» Do this:
Set the listing down again exactly, please, apart from its pictures.

(Dataset records)
_ _ _

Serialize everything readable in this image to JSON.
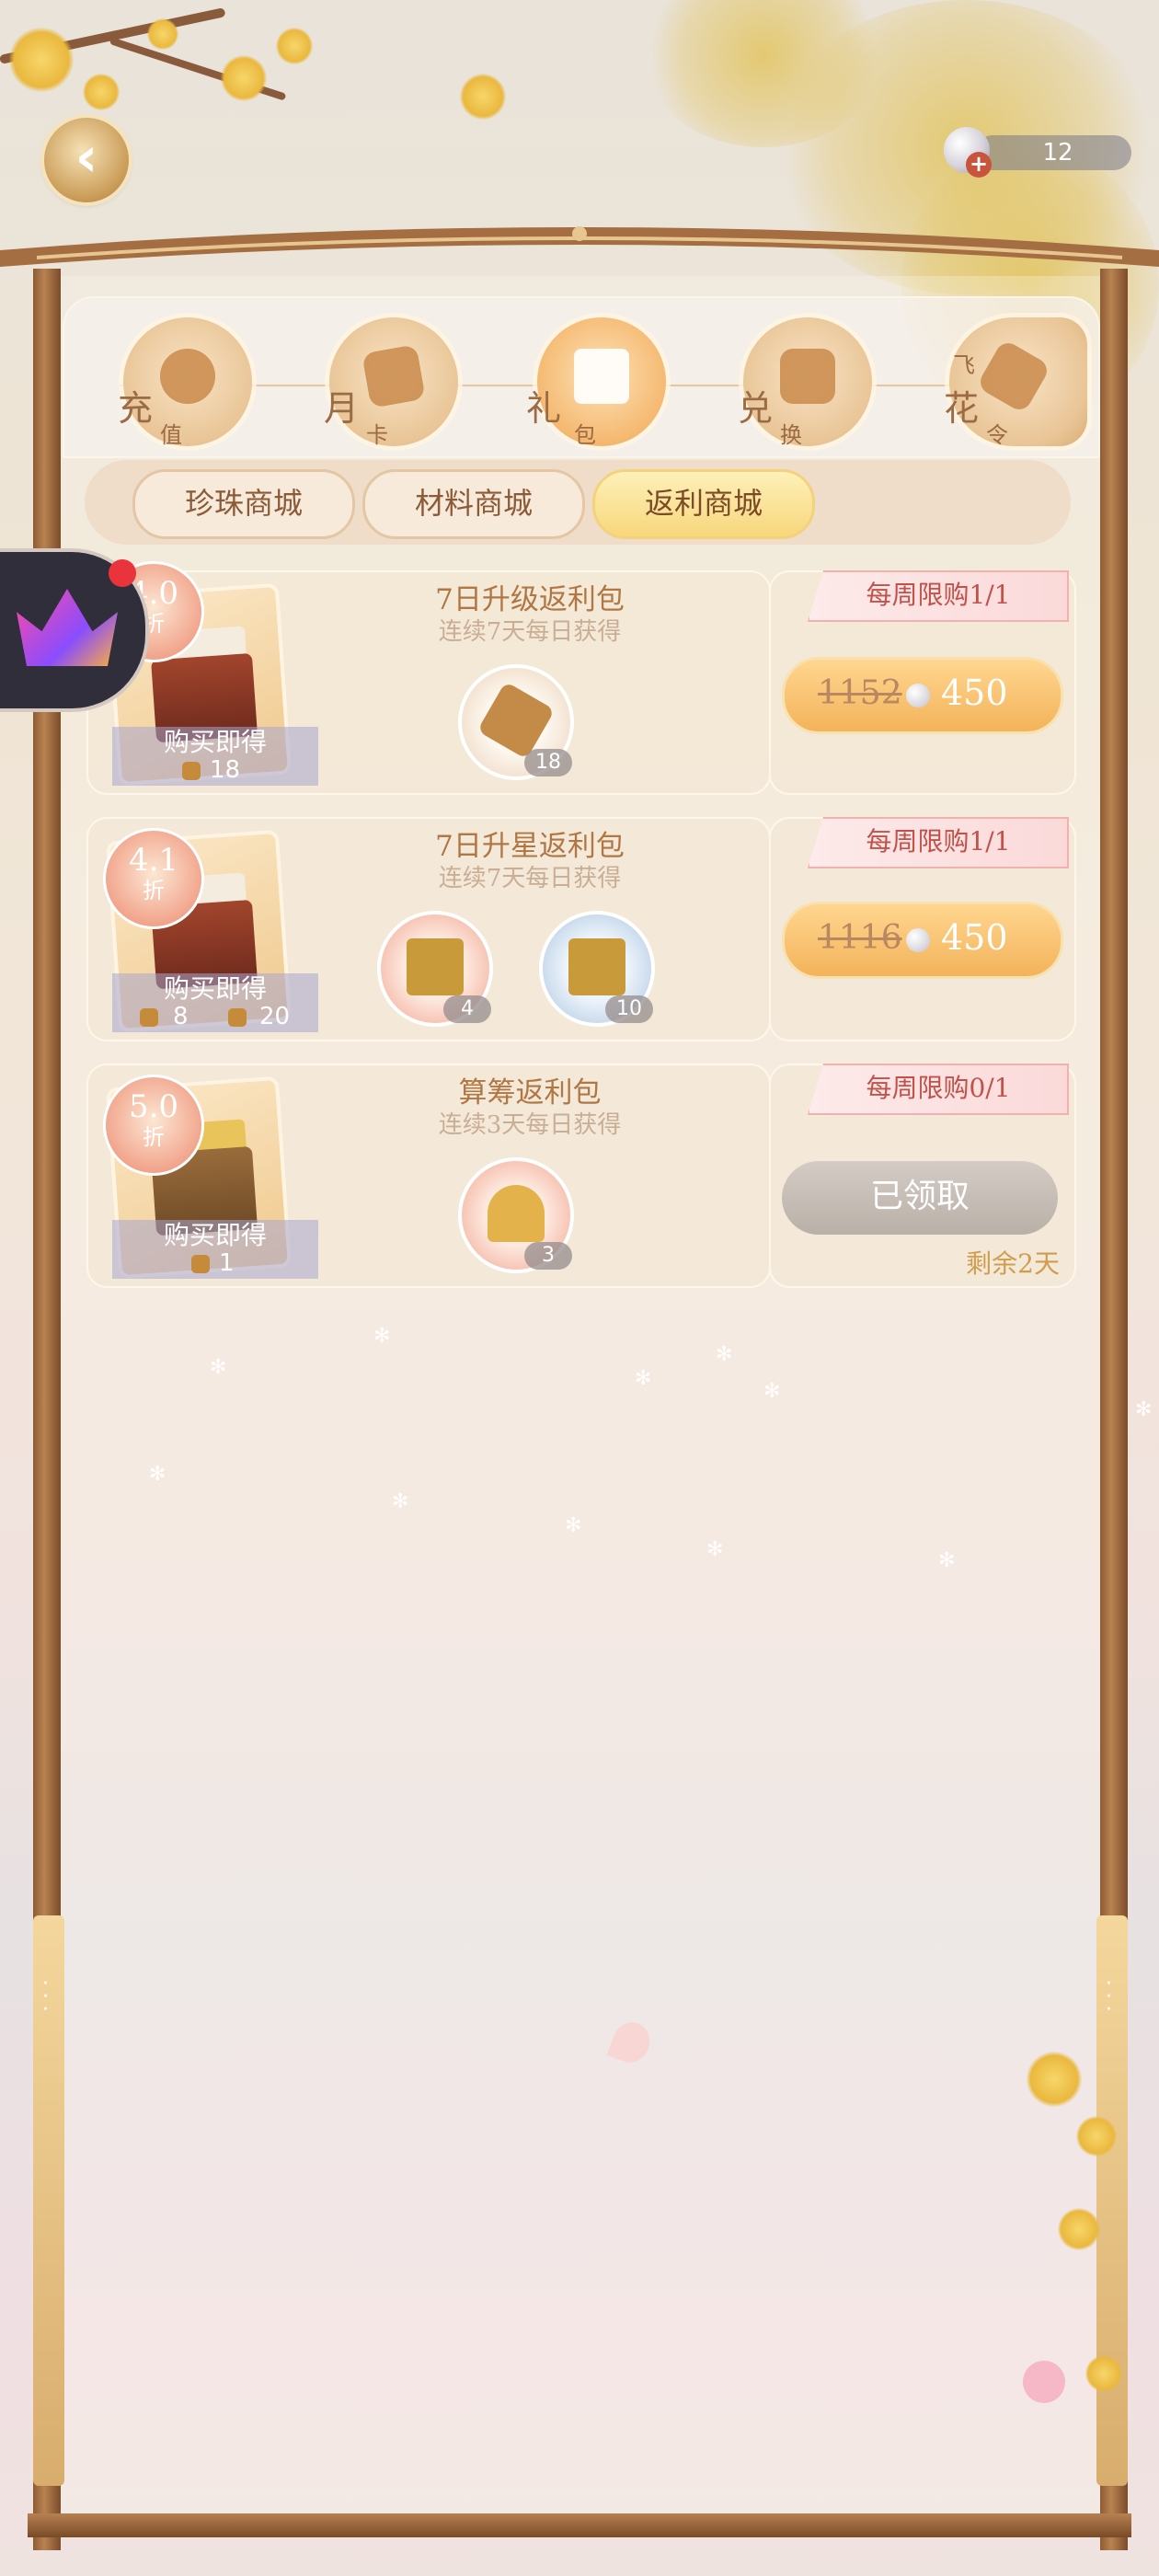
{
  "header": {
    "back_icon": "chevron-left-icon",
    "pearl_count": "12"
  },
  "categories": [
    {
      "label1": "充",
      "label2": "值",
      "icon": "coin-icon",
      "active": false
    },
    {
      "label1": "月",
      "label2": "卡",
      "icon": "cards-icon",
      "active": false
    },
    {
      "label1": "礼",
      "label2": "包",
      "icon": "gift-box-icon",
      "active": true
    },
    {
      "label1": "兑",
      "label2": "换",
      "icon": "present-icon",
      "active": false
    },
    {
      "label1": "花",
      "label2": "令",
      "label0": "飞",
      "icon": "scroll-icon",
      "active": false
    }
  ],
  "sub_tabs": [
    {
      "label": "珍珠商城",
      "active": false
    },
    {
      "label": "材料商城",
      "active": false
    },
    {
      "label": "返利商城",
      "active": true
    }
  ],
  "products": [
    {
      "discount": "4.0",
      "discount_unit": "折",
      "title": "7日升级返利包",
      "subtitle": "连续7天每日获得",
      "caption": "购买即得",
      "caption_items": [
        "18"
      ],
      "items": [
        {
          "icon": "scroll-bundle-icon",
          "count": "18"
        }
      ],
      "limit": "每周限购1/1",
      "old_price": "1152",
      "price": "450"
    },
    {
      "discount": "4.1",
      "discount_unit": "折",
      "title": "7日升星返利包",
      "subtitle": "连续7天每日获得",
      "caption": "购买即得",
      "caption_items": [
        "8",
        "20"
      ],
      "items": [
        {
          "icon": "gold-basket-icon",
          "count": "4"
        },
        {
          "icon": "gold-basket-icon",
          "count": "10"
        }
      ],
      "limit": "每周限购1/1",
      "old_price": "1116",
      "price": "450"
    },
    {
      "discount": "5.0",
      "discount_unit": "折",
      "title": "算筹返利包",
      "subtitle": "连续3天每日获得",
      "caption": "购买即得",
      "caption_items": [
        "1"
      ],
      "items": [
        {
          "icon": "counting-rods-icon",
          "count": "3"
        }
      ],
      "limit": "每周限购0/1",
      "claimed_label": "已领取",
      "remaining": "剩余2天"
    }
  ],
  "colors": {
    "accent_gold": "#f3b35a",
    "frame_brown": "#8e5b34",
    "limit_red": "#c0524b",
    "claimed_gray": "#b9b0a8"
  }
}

_ _ _

» Task output:
Serialize everything readable in this image to JSON.
{
  "header": {
    "back_icon": "chevron-left-icon",
    "pearl_count": "12"
  },
  "categories": [
    {
      "label1": "充",
      "label2": "值",
      "icon": "coin-icon",
      "active": false
    },
    {
      "label1": "月",
      "label2": "卡",
      "icon": "cards-icon",
      "active": false
    },
    {
      "label1": "礼",
      "label2": "包",
      "icon": "gift-box-icon",
      "active": true
    },
    {
      "label1": "兑",
      "label2": "换",
      "icon": "present-icon",
      "active": false
    },
    {
      "label1": "花",
      "label2": "令",
      "label0": "飞",
      "icon": "scroll-icon",
      "active": false
    }
  ],
  "sub_tabs": [
    {
      "label": "珍珠商城",
      "active": false
    },
    {
      "label": "材料商城",
      "active": false
    },
    {
      "label": "返利商城",
      "active": true
    }
  ],
  "products": [
    {
      "discount": "4.0",
      "discount_unit": "折",
      "title": "7日升级返利包",
      "subtitle": "连续7天每日获得",
      "caption": "购买即得",
      "caption_items": [
        "18"
      ],
      "items": [
        {
          "icon": "scroll-bundle-icon",
          "count": "18"
        }
      ],
      "limit": "每周限购1/1",
      "old_price": "1152",
      "price": "450"
    },
    {
      "discount": "4.1",
      "discount_unit": "折",
      "title": "7日升星返利包",
      "subtitle": "连续7天每日获得",
      "caption": "购买即得",
      "caption_items": [
        "8",
        "20"
      ],
      "items": [
        {
          "icon": "gold-basket-icon",
          "count": "4"
        },
        {
          "icon": "gold-basket-icon",
          "count": "10"
        }
      ],
      "limit": "每周限购1/1",
      "old_price": "1116",
      "price": "450"
    },
    {
      "discount": "5.0",
      "discount_unit": "折",
      "title": "算筹返利包",
      "subtitle": "连续3天每日获得",
      "caption": "购买即得",
      "caption_items": [
        "1"
      ],
      "items": [
        {
          "icon": "counting-rods-icon",
          "count": "3"
        }
      ],
      "limit": "每周限购0/1",
      "claimed_label": "已领取",
      "remaining": "剩余2天"
    }
  ],
  "colors": {
    "accent_gold": "#f3b35a",
    "frame_brown": "#8e5b34",
    "limit_red": "#c0524b",
    "claimed_gray": "#b9b0a8"
  }
}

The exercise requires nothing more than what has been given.